Article
* Start *
My enthusiasm for ballet is attributable in great part to the work of George Balanchine. I was drawn in particular to his non-story ballets, which often used music not originally written for ballet. Balanchine's two favorite composers (for dance at least) were Tchaikovsky and Stravinsky. When I evaluate the two, I am including all of the music by each of them that I have seen as the basis for dance, not just the music they wrote for that purpose. That leaves me with a difficult choice, but I guess I lean toward Tchaikovsky.


----------



## Judith (Nov 11, 2015)

Love most Tchaikovsky but love Prokofiev Romeo &Juliet!


----------



## Orfeo (Nov 14, 2013)

*Glazunov's* Raymonda and The Seasons are two of the best around (maintaining and, in some ways, enhancing the tradition of the Russian ballet). *Khachaturian's* Gayane and Spartacus are worth mentioning.

And yes, *Delibes* and *Schmitt* should never be overlooked also.


----------



## Heck148 (Oct 27, 2016)

Stravinsky, Ravel,Tchaikovsky


----------



## T Son of Ander (Aug 25, 2015)
* End *
Your goal
Condense the paragraph in the ballet thread above that begins "My enthusiasm for ballet" into a short bulleted list that keeps its main facts.

Given data
* Start *
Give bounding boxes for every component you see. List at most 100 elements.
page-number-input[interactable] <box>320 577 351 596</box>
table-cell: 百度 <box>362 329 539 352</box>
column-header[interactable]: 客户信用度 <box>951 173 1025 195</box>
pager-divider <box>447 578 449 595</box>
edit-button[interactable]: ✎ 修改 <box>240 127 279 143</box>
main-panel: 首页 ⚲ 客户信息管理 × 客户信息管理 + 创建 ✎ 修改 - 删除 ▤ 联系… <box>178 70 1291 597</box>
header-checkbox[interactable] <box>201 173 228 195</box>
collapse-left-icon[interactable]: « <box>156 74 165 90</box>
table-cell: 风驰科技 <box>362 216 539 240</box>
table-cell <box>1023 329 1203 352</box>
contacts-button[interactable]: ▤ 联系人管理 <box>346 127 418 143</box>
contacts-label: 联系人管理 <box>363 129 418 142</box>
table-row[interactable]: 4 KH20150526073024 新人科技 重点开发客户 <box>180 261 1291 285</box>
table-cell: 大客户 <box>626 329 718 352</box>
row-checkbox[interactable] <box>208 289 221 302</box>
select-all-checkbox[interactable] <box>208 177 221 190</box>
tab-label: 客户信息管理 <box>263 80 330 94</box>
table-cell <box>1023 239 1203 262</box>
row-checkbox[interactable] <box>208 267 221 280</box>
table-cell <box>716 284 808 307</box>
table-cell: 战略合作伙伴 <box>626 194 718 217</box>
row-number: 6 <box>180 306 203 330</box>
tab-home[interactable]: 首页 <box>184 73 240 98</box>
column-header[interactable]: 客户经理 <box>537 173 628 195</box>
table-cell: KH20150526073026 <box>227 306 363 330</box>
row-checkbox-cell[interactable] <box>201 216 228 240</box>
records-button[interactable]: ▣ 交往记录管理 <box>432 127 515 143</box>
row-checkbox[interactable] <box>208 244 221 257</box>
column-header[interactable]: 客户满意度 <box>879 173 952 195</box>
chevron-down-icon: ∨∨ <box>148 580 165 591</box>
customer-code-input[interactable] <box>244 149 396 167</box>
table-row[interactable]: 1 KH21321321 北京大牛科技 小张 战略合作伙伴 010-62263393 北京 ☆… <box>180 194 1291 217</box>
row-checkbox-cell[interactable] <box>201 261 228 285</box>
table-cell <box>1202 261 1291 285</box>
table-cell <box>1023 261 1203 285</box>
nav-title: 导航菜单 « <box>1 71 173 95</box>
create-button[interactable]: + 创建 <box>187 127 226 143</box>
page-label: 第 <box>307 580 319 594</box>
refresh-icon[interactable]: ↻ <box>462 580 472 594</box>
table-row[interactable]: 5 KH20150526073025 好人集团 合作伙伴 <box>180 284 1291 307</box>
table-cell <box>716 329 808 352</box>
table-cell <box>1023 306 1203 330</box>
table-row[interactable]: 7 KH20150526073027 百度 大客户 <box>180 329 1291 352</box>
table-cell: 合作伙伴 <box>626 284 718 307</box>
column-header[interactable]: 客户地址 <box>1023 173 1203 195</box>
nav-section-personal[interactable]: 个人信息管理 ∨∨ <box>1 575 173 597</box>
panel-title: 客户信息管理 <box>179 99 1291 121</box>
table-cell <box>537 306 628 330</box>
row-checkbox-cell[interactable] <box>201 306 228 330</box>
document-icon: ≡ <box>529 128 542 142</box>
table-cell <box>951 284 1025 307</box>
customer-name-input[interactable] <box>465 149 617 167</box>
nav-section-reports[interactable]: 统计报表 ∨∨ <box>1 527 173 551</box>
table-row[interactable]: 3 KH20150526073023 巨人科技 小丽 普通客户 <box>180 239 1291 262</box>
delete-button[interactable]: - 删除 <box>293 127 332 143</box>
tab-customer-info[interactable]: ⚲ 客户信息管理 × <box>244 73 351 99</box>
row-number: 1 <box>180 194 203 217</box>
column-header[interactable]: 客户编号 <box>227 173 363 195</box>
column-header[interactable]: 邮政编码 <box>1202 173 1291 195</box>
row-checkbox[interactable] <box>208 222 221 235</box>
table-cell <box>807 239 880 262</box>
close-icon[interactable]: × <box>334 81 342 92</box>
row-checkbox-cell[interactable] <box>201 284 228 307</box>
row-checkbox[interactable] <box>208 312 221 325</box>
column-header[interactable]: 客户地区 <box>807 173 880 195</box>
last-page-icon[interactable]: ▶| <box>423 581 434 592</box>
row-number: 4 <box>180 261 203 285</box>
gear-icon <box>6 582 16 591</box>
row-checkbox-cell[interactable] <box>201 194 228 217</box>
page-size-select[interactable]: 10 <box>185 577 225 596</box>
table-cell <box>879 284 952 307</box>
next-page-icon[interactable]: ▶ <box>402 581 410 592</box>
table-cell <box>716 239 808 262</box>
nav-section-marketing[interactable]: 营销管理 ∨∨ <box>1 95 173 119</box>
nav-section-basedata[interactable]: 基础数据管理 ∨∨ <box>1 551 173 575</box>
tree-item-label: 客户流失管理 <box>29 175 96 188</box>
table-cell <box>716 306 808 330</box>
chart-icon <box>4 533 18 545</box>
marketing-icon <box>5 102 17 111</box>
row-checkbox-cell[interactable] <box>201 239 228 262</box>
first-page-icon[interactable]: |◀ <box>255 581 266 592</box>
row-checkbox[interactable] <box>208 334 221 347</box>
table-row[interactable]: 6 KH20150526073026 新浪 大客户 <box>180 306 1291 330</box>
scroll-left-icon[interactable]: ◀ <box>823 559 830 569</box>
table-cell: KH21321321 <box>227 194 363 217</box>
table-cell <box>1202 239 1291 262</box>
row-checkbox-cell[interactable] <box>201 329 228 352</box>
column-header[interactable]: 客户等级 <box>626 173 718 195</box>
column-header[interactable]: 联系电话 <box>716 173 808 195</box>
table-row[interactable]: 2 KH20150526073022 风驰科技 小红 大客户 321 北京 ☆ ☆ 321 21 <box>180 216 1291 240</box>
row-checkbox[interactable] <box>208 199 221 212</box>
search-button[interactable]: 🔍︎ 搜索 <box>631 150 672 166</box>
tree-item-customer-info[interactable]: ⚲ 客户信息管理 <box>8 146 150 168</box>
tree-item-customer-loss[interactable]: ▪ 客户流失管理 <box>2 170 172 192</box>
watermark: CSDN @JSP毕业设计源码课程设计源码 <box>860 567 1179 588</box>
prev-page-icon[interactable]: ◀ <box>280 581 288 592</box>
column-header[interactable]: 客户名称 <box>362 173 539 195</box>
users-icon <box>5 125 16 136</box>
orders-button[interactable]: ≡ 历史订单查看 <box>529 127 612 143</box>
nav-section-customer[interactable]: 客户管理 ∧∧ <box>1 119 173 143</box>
* End *
Finished task
- The writer's enthusiasm for ballet comes largely from George Balanchine's work.
- The writer was especially drawn to his non-story ballets, which often used music not originally written for ballet.
- Balanchine's two favorite composers for dance were Tchaikovsky and Stravinsky.
- In comparing them, the writer counts all of each composer's music seen as the basis for dance, not only music written for ballet.
- It is a difficult choice, but the writer leans toward Tchaikovsky.